┌─ Excerpted records
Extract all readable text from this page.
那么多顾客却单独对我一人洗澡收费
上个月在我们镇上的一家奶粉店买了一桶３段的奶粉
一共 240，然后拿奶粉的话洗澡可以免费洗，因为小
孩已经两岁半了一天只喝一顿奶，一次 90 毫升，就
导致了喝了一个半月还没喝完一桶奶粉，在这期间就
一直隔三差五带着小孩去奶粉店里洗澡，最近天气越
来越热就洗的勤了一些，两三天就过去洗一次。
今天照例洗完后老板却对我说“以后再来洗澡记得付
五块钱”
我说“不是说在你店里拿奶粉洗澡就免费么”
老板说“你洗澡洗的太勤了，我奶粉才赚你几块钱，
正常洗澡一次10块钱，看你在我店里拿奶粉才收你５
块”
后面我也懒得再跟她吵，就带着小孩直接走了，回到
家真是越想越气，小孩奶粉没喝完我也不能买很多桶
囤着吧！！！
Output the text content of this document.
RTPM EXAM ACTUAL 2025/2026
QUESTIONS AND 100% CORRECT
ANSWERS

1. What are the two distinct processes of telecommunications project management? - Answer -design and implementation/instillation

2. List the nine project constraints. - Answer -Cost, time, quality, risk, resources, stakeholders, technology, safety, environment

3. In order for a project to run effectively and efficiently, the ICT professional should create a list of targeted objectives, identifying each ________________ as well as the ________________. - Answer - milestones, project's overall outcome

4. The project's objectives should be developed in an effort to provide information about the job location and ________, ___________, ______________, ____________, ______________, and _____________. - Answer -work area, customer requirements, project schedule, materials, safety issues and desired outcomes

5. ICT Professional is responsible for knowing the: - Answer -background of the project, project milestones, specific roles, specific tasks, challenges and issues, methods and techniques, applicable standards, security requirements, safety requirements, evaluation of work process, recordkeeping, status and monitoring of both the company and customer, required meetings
└─
■ Written task: Please reproduce each record precisely as written.

■ Answer in full:
Extract all readable text from this page.
那么多顾客却单独对我一人洗澡收费
上个月在我们镇上的一家奶粉店买了一桶３段的奶粉
一共 240，然后拿奶粉的话洗澡可以免费洗，因为小
孩已经两岁半了一天只喝一顿奶，一次 90 毫升，就
导致了喝了一个半月还没喝完一桶奶粉，在这期间就
一直隔三差五带着小孩去奶粉店里洗澡，最近天气越
来越热就洗的勤了一些，两三天就过去洗一次。
今天照例洗完后老板却对我说“以后再来洗澡记得付
五块钱”
我说“不是说在你店里拿奶粉洗澡就免费么”
老板说“你洗澡洗的太勤了，我奶粉才赚你几块钱，
正常洗澡一次10块钱，看你在我店里拿奶粉才收你５
块”
后面我也懒得再跟她吵，就带着小孩直接走了，回到
家真是越想越气，小孩奶粉没喝完我也不能买很多桶
囤着吧！！！
Output the text content of this document.
RTPM EXAM ACTUAL 2025/2026
QUESTIONS AND 100% CORRECT
ANSWERS

1. What are the two distinct processes of telecommunications project management? - Answer -design and implementation/instillation

2. List the nine project constraints. - Answer -Cost, time, quality, risk, resources, stakeholders, technology, safety, environment

3. In order for a project to run effectively and efficiently, the ICT professional should create a list of targeted objectives, identifying each ________________ as well as the ________________. - Answer - milestones, project's overall outcome

4. The project's objectives should be developed in an effort to provide information about the job location and ________, ___________, ______________, ____________, ______________, and _____________. - Answer -work area, customer requirements, project schedule, materials, safety issues and desired outcomes

5. ICT Professional is responsible for knowing the: - Answer -background of the project, project milestones, specific roles, specific tasks, challenges and issues, methods and techniques, applicable standards, security requirements, safety requirements, evaluation of work process, recordkeeping, status and monitoring of both the company and customer, required meetings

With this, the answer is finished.